__抜粋文__:

◇ ◇ ◇ ◇ ◇ ◇ ◇

判決後に記者会見する原告団副団長の佐藤美広さん=26日午後、仙台市青葉区、福留庸友撮影
宮城県の石巻市立大川小学校をめぐる訴訟で、市と県に賠償を命じた判決の後、原告団の副団長を務める佐藤美広(みつひろ)さん(55)は、仙台地裁の門に向かって駆け出した。「勝訴 子供たちの声が届いた」と書かれた紙を堂々と掲げ、「この青空の下できっと判決を聞いていると思う」と語った。
大川小訴訟、14億円賠償命令 津波襲来「予見できた」
大川小学校津波訴訟
3年生の健太君は9歳の一人息子だった。震災が起きたとき、美広さんも妻のとも子さん(53)も、石巻市内で働いていた。2人とも学校から20キロほど離れていたが、「先生が付いているから大丈夫。山に逃げているはず」と考えた。

◇ ◇ ◇ ◇ ◇ ◇ ◇

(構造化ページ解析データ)
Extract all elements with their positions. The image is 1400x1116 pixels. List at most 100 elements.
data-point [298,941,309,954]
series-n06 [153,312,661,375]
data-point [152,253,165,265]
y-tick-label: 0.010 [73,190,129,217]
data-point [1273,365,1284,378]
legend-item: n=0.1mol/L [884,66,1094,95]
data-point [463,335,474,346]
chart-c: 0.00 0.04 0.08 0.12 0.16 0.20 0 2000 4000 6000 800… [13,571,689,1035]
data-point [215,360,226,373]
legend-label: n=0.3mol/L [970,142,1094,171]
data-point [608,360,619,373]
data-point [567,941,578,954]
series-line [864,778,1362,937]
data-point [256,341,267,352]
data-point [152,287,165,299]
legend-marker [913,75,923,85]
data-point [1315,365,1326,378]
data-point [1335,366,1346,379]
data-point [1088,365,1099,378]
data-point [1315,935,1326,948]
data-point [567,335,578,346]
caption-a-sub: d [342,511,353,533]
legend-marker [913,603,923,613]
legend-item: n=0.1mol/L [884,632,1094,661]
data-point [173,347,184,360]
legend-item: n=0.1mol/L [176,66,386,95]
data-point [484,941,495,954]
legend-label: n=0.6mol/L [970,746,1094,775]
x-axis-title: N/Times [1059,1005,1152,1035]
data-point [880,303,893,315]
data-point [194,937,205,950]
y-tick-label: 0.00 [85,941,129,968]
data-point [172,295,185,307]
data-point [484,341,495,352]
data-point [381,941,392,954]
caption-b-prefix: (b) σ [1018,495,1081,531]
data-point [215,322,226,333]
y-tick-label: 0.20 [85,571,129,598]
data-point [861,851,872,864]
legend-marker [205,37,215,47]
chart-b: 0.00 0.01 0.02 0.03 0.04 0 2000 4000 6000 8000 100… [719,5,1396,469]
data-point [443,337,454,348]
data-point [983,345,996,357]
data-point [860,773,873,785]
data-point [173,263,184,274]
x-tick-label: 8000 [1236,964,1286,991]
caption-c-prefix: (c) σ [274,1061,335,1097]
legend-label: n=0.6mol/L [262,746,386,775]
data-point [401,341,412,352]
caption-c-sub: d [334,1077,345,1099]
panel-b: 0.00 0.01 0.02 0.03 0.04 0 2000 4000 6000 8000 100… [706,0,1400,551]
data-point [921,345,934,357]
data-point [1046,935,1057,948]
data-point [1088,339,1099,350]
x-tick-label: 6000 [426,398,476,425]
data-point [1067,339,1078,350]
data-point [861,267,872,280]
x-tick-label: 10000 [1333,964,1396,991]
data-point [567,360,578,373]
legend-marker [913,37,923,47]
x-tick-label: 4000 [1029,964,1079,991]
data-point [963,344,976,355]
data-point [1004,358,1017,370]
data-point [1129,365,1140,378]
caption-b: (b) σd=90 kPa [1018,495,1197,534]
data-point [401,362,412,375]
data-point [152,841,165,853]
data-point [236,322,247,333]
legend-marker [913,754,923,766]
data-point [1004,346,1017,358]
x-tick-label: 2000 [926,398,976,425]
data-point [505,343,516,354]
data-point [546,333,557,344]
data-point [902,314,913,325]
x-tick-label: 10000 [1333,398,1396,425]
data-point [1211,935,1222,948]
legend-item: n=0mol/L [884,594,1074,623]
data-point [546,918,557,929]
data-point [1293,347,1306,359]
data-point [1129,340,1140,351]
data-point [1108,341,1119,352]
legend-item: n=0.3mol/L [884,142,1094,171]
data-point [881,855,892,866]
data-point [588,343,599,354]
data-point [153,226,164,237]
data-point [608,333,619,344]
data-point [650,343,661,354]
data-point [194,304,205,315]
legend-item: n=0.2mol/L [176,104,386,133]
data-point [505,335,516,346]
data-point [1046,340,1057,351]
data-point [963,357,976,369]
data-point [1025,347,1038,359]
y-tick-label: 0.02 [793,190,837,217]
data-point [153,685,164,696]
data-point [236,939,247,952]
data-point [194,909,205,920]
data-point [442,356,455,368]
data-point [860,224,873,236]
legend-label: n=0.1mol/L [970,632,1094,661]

◇ ◇ ◇ ◇ ◇ ◇ ◇

__課題 1__:
大川小訴訟の記事のうち、「判決後に記者会見する原告団副」から始まって「に逃げているはず」と考えた。」で終わる部分を、一字も変えずに出力しなさい。
__課題 2__:
次の(a)〜(c)が大川小訴訟の記事の内容と合っているかどうかを、それぞれ「はい」か「いいえ」で答えなさい。判断の根拠となる記事中の語句も、そのまま引用して示しなさい。
(a) 健太君は3年生だった。
(b) 震災が起きたとき、佐藤美広さんは学校の近くで働いていた。
(c) 判決は市と県に賠償を命じた。
__課題 3__:
大川小訴訟の記事の最後の文に続けて、記事を書き継ぎなさい。

__解答 1__:
判決後に記者会見する原告団副団長の佐藤美広さん=26日午後、仙台市青葉区、福留庸友撮影
宮城県の石巻市立大川小学校をめぐる訴訟で、市と県に賠償を命じた判決の後、原告団の副団長を務める佐藤美広(みつひろ)さん(55)は、仙台地裁の門に向かって駆け出した。「勝訴 子供たちの声が届いた」と書かれた紙を堂々と掲げ、「この青空の下できっと判決を聞いていると思う」と語った。
大川小訴訟、14億円賠償命令 津波襲来「予見できた」
大川小学校津波訴訟
3年生の健太君は9歳の一人息子だった。震災が起きたとき、美広さんも妻のとも子さん(53)も、石巻市内で働いていた。2人とも学校から20キロほど離れていたが、「先生が付いているから大丈夫。山に逃げているはず」と考えた。

__解答 2__:
(a) はい。根拠は「3年生の健太君は9歳の一人息子だった」。
(b) いいえ。根拠は「2人とも学校から20キロほど離れていた」。
(c) はい。根拠は「市と県に賠償を命じた判決」。

__解答 3__:
美広さんが山を越えて大川地区の自宅にたどりついたのは翌3月12日昼。このころ「大川小は孤立している」とラジオで聞いた。その後、「学校はだめだ」と近所の人から聞かされた。
13日早朝、学校のそばまで近づけた。周囲はがれきで埋まり、広場には幾人もの子どもの遺体があった。健太君はいなかった。